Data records

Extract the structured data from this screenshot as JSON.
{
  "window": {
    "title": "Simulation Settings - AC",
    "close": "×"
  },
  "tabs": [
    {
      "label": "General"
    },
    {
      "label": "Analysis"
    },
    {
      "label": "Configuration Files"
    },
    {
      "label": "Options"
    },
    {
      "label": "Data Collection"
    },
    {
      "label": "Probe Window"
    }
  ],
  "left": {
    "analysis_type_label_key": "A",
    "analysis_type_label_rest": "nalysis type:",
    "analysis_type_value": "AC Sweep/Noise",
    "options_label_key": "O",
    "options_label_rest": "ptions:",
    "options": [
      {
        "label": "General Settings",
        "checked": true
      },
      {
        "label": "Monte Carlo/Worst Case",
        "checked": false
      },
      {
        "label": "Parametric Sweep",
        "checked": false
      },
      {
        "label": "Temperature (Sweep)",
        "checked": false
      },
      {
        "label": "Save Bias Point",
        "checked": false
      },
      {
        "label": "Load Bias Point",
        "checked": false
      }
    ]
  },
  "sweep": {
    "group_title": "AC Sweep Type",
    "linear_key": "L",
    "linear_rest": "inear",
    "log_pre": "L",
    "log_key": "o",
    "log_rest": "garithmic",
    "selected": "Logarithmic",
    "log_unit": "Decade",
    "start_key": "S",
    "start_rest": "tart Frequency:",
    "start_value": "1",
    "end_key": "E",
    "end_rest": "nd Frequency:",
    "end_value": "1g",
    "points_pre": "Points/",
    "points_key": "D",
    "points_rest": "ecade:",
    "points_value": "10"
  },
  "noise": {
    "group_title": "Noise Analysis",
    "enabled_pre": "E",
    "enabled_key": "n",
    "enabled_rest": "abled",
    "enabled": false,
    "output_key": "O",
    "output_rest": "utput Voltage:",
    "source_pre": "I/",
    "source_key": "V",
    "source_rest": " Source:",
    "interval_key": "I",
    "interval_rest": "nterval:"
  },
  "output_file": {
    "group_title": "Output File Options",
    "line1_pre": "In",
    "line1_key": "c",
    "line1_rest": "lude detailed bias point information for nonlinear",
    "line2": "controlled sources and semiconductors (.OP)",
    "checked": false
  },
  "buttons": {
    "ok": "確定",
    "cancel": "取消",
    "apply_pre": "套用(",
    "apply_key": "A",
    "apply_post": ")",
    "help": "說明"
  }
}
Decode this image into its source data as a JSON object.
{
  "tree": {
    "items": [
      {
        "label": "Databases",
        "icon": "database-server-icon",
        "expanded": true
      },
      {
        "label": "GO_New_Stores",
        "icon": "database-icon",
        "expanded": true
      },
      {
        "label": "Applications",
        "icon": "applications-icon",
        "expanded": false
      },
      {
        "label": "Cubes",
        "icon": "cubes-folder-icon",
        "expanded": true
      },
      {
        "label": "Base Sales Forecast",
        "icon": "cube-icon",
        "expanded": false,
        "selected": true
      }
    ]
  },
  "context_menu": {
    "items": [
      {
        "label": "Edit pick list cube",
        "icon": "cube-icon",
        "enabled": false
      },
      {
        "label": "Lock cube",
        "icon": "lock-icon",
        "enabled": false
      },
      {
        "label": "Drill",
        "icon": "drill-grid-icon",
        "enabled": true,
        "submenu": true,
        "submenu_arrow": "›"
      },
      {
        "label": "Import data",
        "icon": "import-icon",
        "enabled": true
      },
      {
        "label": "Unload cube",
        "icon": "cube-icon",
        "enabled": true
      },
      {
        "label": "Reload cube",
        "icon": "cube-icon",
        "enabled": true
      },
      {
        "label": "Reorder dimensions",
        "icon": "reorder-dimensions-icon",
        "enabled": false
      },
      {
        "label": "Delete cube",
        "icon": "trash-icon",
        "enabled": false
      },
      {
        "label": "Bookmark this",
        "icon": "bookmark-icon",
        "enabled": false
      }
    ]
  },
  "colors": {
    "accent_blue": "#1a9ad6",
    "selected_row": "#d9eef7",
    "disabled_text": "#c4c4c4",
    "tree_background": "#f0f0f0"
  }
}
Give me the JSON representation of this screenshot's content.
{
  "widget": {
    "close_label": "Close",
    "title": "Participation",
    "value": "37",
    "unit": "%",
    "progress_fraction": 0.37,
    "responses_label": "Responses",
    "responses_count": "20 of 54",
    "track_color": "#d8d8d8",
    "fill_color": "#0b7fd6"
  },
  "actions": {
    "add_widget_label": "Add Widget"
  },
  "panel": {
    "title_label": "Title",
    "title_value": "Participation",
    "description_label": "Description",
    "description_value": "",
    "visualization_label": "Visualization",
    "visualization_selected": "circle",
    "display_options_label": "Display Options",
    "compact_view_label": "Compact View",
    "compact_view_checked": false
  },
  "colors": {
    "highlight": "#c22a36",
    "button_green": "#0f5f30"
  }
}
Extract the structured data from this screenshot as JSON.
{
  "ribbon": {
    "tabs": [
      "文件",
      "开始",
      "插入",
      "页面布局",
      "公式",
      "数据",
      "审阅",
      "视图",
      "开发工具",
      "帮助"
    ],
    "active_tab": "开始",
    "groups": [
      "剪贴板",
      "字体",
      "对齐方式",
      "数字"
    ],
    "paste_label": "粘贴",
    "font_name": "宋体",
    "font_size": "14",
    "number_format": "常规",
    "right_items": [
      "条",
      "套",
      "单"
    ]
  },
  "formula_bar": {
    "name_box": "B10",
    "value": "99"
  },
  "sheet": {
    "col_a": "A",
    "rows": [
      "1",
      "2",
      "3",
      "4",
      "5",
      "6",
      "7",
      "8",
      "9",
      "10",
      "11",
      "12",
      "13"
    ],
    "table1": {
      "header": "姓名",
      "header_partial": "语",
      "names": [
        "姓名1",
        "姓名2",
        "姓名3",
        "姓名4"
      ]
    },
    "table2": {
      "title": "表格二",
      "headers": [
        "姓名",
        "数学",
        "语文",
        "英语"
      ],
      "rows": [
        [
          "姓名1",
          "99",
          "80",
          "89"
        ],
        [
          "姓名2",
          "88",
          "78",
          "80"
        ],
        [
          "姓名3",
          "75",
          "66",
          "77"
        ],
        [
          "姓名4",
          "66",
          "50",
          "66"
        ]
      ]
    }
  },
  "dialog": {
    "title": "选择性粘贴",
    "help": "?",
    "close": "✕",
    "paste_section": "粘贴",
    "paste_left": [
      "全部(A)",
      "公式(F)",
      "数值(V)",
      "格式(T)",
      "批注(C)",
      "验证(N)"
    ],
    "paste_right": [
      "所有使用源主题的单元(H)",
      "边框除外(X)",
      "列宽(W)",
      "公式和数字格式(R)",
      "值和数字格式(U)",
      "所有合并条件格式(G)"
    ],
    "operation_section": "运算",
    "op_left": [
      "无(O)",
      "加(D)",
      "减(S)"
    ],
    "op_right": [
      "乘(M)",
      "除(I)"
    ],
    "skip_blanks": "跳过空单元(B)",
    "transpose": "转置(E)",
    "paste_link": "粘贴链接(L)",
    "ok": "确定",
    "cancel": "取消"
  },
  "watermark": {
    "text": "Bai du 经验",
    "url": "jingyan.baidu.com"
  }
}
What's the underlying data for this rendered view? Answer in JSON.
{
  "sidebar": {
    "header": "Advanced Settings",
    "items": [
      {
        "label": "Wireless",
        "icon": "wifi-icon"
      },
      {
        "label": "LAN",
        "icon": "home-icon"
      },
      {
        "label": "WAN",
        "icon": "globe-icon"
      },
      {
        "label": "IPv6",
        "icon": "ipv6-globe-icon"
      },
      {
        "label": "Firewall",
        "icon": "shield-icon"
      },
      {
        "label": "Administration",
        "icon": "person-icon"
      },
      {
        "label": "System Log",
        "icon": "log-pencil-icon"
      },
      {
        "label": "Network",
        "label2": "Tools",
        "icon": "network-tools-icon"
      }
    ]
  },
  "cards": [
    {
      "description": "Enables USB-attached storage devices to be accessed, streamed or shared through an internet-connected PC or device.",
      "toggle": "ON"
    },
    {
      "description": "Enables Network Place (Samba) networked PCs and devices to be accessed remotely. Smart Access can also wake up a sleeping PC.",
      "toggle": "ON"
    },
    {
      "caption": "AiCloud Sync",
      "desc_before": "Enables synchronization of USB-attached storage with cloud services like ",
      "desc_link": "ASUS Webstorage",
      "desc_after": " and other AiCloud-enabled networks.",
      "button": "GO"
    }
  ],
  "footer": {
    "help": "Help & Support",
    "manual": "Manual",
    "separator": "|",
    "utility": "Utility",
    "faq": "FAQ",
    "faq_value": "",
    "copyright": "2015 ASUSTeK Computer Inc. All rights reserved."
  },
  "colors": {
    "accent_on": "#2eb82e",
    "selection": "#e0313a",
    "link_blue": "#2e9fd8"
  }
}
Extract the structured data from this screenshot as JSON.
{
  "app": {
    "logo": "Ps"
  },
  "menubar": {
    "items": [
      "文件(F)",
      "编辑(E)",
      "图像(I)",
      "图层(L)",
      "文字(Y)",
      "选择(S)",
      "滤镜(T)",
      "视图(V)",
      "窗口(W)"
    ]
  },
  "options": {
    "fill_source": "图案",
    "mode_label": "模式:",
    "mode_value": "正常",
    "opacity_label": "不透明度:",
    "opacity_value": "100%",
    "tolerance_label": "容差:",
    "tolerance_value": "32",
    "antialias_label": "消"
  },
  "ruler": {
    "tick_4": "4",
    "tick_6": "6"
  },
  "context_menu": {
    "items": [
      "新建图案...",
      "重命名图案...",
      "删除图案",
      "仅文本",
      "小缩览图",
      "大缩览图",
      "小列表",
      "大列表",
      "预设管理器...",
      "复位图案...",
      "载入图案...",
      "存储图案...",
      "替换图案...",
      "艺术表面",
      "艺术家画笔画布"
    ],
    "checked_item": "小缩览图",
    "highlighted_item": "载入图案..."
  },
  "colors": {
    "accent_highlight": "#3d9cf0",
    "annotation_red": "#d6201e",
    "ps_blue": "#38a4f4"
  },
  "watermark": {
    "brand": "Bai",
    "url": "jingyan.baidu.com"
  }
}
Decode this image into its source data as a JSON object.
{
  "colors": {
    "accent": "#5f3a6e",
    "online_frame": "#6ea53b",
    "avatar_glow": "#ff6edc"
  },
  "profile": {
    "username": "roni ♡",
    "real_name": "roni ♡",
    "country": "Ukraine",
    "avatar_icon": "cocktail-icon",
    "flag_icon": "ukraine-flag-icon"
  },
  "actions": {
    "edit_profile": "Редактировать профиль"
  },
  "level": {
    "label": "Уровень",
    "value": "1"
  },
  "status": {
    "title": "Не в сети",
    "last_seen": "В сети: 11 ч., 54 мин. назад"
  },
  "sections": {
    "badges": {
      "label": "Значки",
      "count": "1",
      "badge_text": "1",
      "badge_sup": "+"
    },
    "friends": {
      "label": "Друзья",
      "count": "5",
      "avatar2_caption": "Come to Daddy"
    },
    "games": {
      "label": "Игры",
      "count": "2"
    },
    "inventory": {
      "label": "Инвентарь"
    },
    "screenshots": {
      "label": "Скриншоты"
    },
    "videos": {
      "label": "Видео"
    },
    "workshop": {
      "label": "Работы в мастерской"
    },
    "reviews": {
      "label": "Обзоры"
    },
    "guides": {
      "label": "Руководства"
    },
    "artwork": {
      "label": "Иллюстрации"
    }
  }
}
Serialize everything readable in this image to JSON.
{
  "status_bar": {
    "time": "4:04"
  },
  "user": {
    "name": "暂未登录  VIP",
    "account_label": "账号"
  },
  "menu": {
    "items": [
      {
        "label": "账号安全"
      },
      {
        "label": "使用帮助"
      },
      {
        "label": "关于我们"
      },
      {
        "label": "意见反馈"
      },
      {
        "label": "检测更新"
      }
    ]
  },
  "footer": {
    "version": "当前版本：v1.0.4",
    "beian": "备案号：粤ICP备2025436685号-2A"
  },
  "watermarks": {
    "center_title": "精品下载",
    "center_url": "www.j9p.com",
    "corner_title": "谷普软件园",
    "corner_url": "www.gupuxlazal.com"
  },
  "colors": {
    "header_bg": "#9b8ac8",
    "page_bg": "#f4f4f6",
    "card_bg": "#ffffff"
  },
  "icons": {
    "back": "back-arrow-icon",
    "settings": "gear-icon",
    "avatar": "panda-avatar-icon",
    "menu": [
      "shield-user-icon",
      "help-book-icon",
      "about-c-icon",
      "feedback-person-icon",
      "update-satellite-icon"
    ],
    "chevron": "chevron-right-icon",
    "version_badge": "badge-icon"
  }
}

> **Written exercise**: Filter the records above for "сети" and copy every matching line.

> **Solution for this exercise**:
    "title": "Не в сети",
    "last_seen": "В сети: 11 ч., 54 мин. назад"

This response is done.